╭─ Exercise inputs

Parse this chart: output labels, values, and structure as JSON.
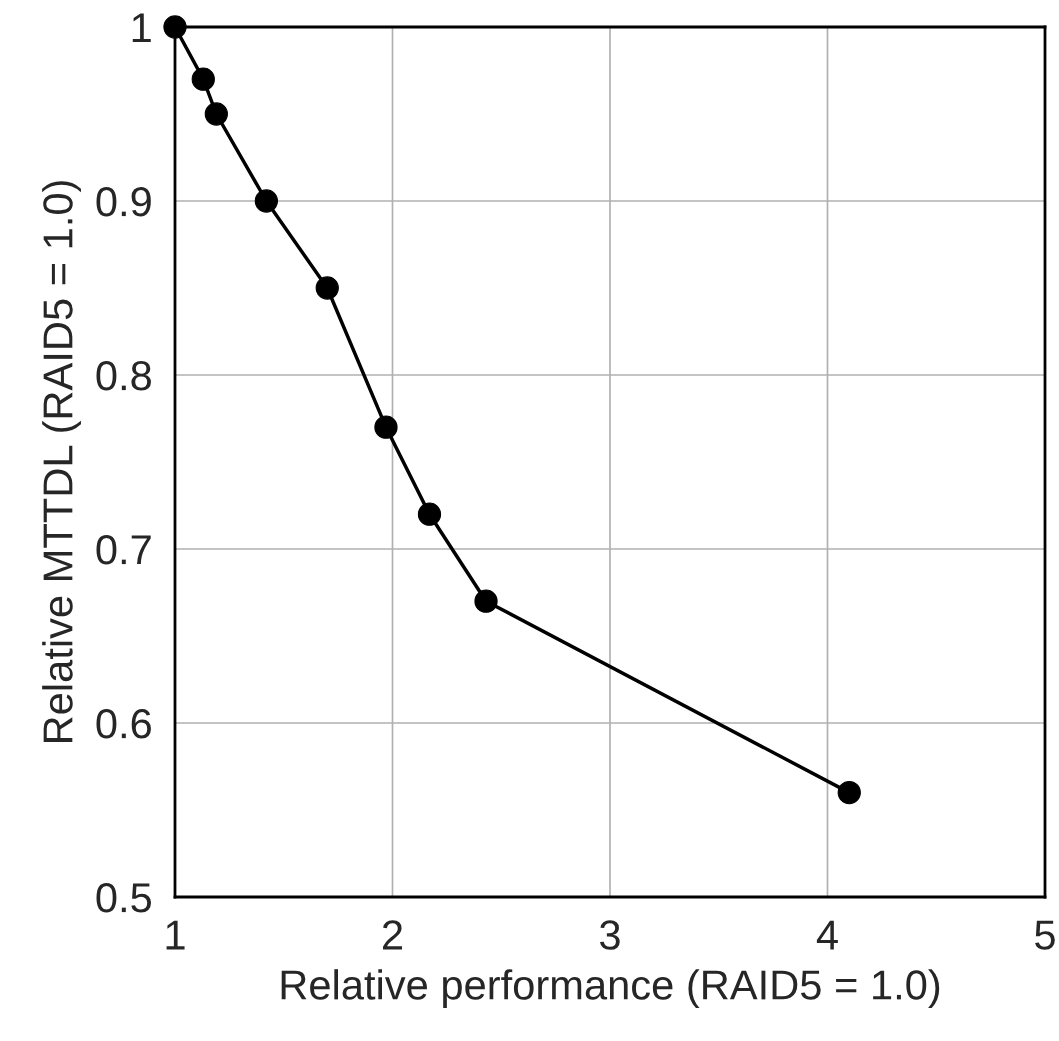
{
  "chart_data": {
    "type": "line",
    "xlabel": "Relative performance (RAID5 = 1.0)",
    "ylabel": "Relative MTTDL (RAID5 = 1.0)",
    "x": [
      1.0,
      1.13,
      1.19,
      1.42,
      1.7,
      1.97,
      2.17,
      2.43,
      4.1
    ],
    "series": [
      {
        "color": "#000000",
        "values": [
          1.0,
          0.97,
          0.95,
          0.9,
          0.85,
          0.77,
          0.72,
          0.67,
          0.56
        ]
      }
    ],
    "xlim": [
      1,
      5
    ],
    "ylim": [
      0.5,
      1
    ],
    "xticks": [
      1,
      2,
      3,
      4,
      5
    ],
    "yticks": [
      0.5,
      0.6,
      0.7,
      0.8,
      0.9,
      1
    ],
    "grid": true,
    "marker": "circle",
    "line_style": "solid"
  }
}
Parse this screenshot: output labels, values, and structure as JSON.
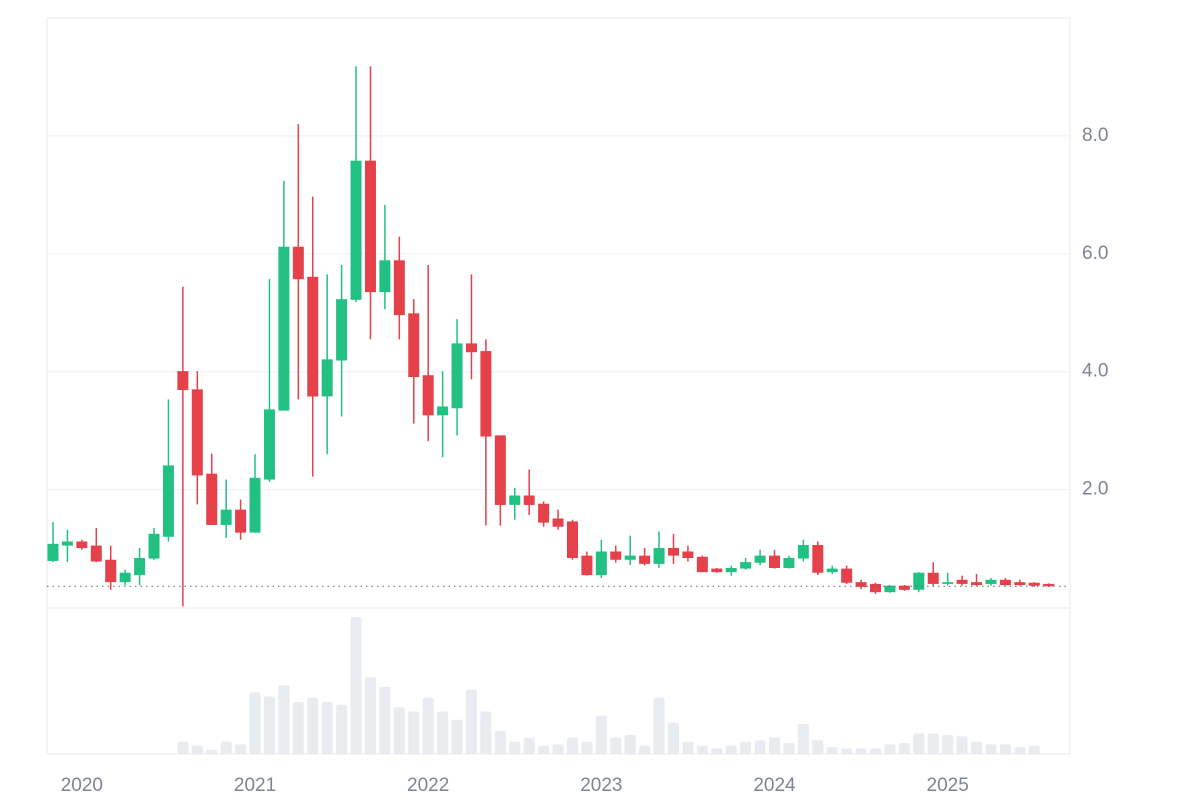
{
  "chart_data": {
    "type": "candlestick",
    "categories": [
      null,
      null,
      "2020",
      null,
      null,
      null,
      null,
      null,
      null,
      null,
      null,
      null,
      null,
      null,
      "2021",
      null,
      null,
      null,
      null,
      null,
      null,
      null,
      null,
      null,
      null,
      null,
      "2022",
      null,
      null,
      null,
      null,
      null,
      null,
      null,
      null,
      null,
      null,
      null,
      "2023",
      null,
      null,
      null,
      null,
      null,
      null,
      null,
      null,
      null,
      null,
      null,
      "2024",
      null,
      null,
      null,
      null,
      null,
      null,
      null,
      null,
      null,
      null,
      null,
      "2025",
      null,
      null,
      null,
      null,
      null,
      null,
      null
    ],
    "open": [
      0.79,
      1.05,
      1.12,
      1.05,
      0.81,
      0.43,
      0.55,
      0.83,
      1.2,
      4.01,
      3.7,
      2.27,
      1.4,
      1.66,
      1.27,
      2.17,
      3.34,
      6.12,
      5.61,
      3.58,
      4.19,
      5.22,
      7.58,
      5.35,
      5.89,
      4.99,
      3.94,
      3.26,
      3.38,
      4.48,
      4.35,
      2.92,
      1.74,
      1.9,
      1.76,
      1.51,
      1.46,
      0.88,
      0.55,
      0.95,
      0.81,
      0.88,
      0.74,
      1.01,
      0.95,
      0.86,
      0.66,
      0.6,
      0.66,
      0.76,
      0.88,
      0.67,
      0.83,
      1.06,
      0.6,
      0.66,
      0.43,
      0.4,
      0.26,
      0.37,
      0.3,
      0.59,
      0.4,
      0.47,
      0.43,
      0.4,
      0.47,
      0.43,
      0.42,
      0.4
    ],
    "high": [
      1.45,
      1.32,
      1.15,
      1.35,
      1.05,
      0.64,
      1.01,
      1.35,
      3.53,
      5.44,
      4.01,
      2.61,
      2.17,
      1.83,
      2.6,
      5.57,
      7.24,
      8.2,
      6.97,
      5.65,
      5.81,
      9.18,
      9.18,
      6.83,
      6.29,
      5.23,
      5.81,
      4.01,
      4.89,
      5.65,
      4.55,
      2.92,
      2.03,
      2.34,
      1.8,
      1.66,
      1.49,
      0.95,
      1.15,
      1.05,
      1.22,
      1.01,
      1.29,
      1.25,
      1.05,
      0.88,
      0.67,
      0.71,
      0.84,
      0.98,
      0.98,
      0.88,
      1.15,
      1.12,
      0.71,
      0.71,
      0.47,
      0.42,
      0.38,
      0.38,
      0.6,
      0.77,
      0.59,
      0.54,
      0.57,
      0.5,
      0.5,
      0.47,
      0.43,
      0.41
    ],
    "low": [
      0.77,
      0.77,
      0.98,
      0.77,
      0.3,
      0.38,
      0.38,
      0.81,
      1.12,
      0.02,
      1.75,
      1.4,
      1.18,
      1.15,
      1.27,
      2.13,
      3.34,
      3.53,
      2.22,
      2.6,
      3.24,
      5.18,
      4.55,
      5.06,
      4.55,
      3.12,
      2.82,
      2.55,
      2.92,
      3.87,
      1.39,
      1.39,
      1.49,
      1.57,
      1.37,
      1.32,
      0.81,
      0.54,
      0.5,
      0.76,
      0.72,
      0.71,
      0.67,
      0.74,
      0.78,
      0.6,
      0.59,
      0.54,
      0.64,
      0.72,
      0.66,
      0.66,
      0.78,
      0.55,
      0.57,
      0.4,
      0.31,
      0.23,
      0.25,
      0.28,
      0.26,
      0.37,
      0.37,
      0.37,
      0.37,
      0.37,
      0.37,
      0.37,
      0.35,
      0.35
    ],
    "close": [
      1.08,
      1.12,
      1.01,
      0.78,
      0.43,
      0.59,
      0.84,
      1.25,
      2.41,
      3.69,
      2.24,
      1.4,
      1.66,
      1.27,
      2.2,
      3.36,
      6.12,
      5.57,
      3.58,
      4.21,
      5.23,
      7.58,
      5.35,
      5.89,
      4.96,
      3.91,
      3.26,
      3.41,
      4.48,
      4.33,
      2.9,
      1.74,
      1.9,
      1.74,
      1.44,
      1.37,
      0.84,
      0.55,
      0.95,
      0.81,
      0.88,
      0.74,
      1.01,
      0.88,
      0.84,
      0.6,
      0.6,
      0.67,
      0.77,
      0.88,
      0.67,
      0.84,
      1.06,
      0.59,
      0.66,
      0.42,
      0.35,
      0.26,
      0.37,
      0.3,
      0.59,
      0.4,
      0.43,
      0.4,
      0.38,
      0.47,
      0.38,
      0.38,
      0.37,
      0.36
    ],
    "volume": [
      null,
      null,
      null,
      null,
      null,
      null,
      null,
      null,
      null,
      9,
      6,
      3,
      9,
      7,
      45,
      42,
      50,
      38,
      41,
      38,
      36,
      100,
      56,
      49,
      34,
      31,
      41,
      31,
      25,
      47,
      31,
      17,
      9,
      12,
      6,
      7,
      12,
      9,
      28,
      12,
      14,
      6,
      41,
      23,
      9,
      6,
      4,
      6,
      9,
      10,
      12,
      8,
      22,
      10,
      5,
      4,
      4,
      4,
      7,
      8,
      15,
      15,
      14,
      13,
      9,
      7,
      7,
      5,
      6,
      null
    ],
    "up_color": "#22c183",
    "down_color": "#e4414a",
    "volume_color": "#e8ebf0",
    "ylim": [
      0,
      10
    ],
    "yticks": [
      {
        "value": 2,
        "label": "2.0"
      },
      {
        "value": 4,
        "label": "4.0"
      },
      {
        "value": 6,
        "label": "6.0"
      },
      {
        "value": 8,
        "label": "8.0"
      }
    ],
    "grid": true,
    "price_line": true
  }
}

╰─

What is expected => In the copy, include all records verbatim but no images.

Answer to the exercise =>
Parse this chart: output labels, values, and structure as JSON.
{
  "chart_data": {
    "type": "line",
    "xlabel": "Relative performance (RAID5 = 1.0)",
    "ylabel": "Relative MTTDL (RAID5 = 1.0)",
    "x": [
      1.0,
      1.13,
      1.19,
      1.42,
      1.7,
      1.97,
      2.17,
      2.43,
      4.1
    ],
    "series": [
      {
        "color": "#000000",
        "values": [
          1.0,
          0.97,
          0.95,
          0.9,
          0.85,
          0.77,
          0.72,
          0.67,
          0.56
        ]
      }
    ],
    "xlim": [
      1,
      5
    ],
    "ylim": [
      0.5,
      1
    ],
    "xticks": [
      1,
      2,
      3,
      4,
      5
    ],
    "yticks": [
      0.5,
      0.6,
      0.7,
      0.8,
      0.9,
      1
    ],
    "grid": true,
    "marker": "circle",
    "line_style": "solid"
  }
}
Parse this screenshot: output labels, values, and structure as JSON.
{
  "chart_data": {
    "type": "candlestick",
    "categories": [
      null,
      null,
      "2020",
      null,
      null,
      null,
      null,
      null,
      null,
      null,
      null,
      null,
      null,
      null,
      "2021",
      null,
      null,
      null,
      null,
      null,
      null,
      null,
      null,
      null,
      null,
      null,
      "2022",
      null,
      null,
      null,
      null,
      null,
      null,
      null,
      null,
      null,
      null,
      null,
      "2023",
      null,
      null,
      null,
      null,
      null,
      null,
      null,
      null,
      null,
      null,
      null,
      "2024",
      null,
      null,
      null,
      null,
      null,
      null,
      null,
      null,
      null,
      null,
      null,
      "2025",
      null,
      null,
      null,
      null,
      null,
      null,
      null
    ],
    "open": [
      0.79,
      1.05,
      1.12,
      1.05,
      0.81,
      0.43,
      0.55,
      0.83,
      1.2,
      4.01,
      3.7,
      2.27,
      1.4,
      1.66,
      1.27,
      2.17,
      3.34,
      6.12,
      5.61,
      3.58,
      4.19,
      5.22,
      7.58,
      5.35,
      5.89,
      4.99,
      3.94,
      3.26,
      3.38,
      4.48,
      4.35,
      2.92,
      1.74,
      1.9,
      1.76,
      1.51,
      1.46,
      0.88,
      0.55,
      0.95,
      0.81,
      0.88,
      0.74,
      1.01,
      0.95,
      0.86,
      0.66,
      0.6,
      0.66,
      0.76,
      0.88,
      0.67,
      0.83,
      1.06,
      0.6,
      0.66,
      0.43,
      0.4,
      0.26,
      0.37,
      0.3,
      0.59,
      0.4,
      0.47,
      0.43,
      0.4,
      0.47,
      0.43,
      0.42,
      0.4
    ],
    "high": [
      1.45,
      1.32,
      1.15,
      1.35,
      1.05,
      0.64,
      1.01,
      1.35,
      3.53,
      5.44,
      4.01,
      2.61,
      2.17,
      1.83,
      2.6,
      5.57,
      7.24,
      8.2,
      6.97,
      5.65,
      5.81,
      9.18,
      9.18,
      6.83,
      6.29,
      5.23,
      5.81,
      4.01,
      4.89,
      5.65,
      4.55,
      2.92,
      2.03,
      2.34,
      1.8,
      1.66,
      1.49,
      0.95,
      1.15,
      1.05,
      1.22,
      1.01,
      1.29,
      1.25,
      1.05,
      0.88,
      0.67,
      0.71,
      0.84,
      0.98,
      0.98,
      0.88,
      1.15,
      1.12,
      0.71,
      0.71,
      0.47,
      0.42,
      0.38,
      0.38,
      0.6,
      0.77,
      0.59,
      0.54,
      0.57,
      0.5,
      0.5,
      0.47,
      0.43,
      0.41
    ],
    "low": [
      0.77,
      0.77,
      0.98,
      0.77,
      0.3,
      0.38,
      0.38,
      0.81,
      1.12,
      0.02,
      1.75,
      1.4,
      1.18,
      1.15,
      1.27,
      2.13,
      3.34,
      3.53,
      2.22,
      2.6,
      3.24,
      5.18,
      4.55,
      5.06,
      4.55,
      3.12,
      2.82,
      2.55,
      2.92,
      3.87,
      1.39,
      1.39,
      1.49,
      1.57,
      1.37,
      1.32,
      0.81,
      0.54,
      0.5,
      0.76,
      0.72,
      0.71,
      0.67,
      0.74,
      0.78,
      0.6,
      0.59,
      0.54,
      0.64,
      0.72,
      0.66,
      0.66,
      0.78,
      0.55,
      0.57,
      0.4,
      0.31,
      0.23,
      0.25,
      0.28,
      0.26,
      0.37,
      0.37,
      0.37,
      0.37,
      0.37,
      0.37,
      0.37,
      0.35,
      0.35
    ],
    "close": [
      1.08,
      1.12,
      1.01,
      0.78,
      0.43,
      0.59,
      0.84,
      1.25,
      2.41,
      3.69,
      2.24,
      1.4,
      1.66,
      1.27,
      2.2,
      3.36,
      6.12,
      5.57,
      3.58,
      4.21,
      5.23,
      7.58,
      5.35,
      5.89,
      4.96,
      3.91,
      3.26,
      3.41,
      4.48,
      4.33,
      2.9,
      1.74,
      1.9,
      1.74,
      1.44,
      1.37,
      0.84,
      0.55,
      0.95,
      0.81,
      0.88,
      0.74,
      1.01,
      0.88,
      0.84,
      0.6,
      0.6,
      0.67,
      0.77,
      0.88,
      0.67,
      0.84,
      1.06,
      0.59,
      0.66,
      0.42,
      0.35,
      0.26,
      0.37,
      0.3,
      0.59,
      0.4,
      0.43,
      0.4,
      0.38,
      0.47,
      0.38,
      0.38,
      0.37,
      0.36
    ],
    "volume": [
      null,
      null,
      null,
      null,
      null,
      null,
      null,
      null,
      null,
      9,
      6,
      3,
      9,
      7,
      45,
      42,
      50,
      38,
      41,
      38,
      36,
      100,
      56,
      49,
      34,
      31,
      41,
      31,
      25,
      47,
      31,
      17,
      9,
      12,
      6,
      7,
      12,
      9,
      28,
      12,
      14,
      6,
      41,
      23,
      9,
      6,
      4,
      6,
      9,
      10,
      12,
      8,
      22,
      10,
      5,
      4,
      4,
      4,
      7,
      8,
      15,
      15,
      14,
      13,
      9,
      7,
      7,
      5,
      6,
      null
    ],
    "up_color": "#22c183",
    "down_color": "#e4414a",
    "volume_color": "#e8ebf0",
    "ylim": [
      0,
      10
    ],
    "yticks": [
      {
        "value": 2,
        "label": "2.0"
      },
      {
        "value": 4,
        "label": "4.0"
      },
      {
        "value": 6,
        "label": "6.0"
      },
      {
        "value": 8,
        "label": "8.0"
      }
    ],
    "grid": true,
    "price_line": true
  }
}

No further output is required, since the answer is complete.